**** Recorded information

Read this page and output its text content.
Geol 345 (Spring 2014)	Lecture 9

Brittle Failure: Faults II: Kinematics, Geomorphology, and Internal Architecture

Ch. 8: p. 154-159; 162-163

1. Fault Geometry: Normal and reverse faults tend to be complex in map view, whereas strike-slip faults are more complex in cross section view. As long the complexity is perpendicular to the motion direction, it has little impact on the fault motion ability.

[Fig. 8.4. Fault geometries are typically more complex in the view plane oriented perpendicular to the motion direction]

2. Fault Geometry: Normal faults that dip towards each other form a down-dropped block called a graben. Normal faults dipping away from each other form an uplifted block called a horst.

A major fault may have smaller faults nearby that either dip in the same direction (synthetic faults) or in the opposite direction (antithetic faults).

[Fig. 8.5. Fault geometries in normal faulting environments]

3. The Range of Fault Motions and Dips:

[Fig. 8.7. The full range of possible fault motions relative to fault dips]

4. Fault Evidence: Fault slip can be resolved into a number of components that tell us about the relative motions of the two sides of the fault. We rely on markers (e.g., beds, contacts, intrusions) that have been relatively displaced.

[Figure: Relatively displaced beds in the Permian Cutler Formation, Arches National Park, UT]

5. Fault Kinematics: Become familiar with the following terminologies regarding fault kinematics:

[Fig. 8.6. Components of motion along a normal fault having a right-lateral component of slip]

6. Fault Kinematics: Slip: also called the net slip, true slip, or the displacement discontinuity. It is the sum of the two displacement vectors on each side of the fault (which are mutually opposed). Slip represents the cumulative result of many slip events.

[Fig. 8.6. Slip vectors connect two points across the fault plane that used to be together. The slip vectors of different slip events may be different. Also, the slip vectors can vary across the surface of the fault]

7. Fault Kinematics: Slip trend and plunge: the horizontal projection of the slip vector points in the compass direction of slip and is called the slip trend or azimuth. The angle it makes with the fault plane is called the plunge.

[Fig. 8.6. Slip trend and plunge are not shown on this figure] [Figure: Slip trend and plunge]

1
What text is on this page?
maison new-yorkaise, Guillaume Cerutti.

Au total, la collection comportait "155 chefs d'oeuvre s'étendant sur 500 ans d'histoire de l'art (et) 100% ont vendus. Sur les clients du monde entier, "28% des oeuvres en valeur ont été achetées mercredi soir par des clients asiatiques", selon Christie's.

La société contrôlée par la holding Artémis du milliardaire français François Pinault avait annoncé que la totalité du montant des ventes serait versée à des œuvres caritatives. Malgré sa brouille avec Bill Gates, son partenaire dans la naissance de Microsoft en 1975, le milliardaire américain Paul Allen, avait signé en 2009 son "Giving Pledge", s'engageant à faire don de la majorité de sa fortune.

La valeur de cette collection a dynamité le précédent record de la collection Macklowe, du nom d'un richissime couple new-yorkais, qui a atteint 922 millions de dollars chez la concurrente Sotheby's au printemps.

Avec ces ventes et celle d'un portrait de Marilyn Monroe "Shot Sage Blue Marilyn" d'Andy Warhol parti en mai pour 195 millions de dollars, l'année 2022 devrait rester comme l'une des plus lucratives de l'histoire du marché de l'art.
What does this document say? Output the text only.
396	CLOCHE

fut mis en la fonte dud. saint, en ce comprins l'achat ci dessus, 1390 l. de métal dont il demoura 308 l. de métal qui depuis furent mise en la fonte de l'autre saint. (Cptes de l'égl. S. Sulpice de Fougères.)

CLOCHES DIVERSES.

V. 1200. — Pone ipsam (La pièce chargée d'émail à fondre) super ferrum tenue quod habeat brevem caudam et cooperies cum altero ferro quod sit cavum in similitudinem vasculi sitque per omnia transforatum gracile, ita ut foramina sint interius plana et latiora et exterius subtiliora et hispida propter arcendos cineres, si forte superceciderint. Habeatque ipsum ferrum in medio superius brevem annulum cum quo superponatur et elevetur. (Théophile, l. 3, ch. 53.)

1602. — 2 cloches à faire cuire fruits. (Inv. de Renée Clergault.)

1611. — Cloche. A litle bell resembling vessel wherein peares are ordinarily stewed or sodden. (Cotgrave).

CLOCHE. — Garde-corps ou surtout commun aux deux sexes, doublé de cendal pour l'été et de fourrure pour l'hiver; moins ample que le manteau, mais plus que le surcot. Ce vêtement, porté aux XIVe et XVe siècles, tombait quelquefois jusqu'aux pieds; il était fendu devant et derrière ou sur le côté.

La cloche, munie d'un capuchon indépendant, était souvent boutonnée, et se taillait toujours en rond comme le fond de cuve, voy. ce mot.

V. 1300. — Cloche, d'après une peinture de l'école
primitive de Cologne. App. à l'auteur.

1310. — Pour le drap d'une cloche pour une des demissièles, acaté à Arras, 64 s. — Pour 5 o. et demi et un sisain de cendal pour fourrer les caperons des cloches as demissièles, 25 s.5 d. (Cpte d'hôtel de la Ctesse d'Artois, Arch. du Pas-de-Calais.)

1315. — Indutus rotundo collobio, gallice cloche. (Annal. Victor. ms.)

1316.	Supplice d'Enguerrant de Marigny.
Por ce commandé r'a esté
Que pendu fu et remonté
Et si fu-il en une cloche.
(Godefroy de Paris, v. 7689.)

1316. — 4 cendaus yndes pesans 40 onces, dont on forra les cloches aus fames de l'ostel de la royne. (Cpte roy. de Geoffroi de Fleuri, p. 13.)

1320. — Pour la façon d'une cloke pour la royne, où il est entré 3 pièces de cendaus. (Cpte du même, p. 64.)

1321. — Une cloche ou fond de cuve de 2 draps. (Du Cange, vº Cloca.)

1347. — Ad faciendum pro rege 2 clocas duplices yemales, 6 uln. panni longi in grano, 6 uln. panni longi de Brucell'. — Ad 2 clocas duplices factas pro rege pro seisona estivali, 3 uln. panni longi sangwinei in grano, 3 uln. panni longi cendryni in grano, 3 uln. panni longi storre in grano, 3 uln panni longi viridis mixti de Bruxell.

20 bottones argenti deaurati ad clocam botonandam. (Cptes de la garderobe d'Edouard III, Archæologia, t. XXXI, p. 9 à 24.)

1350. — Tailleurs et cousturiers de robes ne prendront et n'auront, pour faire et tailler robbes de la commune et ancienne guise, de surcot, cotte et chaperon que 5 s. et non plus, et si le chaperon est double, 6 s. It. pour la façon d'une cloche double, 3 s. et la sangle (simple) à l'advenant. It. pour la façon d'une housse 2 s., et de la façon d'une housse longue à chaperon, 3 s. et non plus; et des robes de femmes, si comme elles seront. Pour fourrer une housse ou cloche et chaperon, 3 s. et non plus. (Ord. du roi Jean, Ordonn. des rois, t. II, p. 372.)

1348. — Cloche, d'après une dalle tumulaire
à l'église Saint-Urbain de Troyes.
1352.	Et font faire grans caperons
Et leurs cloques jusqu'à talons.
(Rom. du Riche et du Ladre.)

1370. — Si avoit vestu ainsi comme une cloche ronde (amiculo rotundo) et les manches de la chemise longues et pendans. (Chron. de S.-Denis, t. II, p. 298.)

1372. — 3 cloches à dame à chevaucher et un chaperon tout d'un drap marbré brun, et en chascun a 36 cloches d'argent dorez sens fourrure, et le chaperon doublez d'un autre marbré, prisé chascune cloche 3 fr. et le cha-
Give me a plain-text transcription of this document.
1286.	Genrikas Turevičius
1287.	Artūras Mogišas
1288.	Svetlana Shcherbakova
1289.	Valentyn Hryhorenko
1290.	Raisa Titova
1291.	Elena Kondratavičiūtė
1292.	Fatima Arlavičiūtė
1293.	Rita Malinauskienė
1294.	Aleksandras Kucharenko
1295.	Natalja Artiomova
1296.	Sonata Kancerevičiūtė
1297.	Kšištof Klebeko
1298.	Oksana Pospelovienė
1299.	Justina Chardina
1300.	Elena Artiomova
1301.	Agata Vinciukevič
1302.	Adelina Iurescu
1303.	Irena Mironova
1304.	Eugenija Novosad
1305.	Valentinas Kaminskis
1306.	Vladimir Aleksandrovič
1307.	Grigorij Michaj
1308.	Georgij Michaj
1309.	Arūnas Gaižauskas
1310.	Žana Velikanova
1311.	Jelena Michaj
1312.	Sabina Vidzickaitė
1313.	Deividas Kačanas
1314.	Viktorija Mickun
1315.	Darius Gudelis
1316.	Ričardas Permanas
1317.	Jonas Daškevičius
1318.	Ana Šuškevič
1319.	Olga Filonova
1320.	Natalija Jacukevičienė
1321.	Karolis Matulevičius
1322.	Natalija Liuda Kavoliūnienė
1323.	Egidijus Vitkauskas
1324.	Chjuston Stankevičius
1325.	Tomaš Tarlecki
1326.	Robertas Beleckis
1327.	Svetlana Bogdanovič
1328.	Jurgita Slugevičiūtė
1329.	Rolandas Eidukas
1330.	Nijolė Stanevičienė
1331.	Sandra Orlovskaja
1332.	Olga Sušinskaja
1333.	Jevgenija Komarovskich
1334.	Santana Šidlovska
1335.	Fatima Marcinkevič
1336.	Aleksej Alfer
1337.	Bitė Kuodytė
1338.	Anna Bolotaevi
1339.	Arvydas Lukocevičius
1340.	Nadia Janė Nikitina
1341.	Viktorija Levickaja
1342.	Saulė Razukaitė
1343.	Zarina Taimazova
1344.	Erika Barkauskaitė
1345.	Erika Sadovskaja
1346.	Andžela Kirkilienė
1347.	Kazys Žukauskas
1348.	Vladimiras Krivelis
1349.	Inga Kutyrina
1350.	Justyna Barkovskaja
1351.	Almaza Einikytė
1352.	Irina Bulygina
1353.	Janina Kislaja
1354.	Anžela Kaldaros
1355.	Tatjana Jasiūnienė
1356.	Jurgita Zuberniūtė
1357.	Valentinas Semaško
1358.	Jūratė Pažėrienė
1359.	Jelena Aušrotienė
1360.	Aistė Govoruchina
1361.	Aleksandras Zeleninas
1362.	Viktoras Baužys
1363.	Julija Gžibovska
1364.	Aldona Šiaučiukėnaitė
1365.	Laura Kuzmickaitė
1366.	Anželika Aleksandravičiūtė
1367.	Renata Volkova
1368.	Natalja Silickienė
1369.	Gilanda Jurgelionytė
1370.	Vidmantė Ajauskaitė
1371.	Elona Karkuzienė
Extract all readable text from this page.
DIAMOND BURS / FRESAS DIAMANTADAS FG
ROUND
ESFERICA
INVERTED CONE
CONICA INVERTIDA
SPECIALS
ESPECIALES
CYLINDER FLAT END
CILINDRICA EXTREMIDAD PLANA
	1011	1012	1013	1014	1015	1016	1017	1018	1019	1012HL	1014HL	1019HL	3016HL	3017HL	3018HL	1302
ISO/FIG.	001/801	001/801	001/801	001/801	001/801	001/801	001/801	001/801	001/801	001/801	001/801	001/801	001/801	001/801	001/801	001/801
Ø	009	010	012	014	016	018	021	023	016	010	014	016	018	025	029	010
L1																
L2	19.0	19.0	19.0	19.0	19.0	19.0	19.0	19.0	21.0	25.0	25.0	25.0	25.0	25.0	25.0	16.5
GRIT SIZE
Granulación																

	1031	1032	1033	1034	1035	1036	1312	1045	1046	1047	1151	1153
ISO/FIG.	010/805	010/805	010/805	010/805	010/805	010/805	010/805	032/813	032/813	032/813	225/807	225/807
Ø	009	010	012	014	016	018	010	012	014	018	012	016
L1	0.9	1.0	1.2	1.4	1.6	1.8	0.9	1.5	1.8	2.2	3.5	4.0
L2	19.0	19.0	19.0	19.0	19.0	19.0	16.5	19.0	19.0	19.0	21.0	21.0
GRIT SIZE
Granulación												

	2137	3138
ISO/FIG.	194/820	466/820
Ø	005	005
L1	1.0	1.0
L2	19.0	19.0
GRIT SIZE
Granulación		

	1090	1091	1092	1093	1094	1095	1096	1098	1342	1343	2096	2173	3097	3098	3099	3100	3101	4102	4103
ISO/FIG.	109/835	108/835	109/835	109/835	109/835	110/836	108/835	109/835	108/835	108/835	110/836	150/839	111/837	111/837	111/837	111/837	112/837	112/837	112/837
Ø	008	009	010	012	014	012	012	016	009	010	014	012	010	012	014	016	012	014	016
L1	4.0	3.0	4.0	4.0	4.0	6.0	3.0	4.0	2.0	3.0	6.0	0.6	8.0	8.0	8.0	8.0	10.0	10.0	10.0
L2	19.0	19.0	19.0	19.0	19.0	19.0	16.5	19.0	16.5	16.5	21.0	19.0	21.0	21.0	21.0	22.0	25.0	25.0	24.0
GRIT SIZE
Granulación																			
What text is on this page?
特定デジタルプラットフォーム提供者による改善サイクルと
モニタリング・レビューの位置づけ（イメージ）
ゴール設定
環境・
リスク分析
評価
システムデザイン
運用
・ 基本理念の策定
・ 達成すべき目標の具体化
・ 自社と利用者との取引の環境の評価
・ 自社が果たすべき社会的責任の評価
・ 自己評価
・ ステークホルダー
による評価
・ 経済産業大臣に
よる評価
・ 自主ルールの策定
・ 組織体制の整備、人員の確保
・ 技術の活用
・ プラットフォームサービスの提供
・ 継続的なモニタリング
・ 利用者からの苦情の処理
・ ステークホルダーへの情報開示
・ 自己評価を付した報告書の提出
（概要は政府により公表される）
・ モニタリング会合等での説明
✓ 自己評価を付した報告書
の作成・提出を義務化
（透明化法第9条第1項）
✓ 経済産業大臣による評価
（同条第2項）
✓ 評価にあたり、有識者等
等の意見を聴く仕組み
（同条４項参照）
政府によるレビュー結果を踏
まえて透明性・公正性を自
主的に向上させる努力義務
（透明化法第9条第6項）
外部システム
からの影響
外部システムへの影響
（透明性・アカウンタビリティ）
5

********

- **Task**
Return every line above that contains the word "Michaj".

- **Result**
1307.	Grigorij Michaj
1308.	Georgij Michaj
1311.	Jelena Michaj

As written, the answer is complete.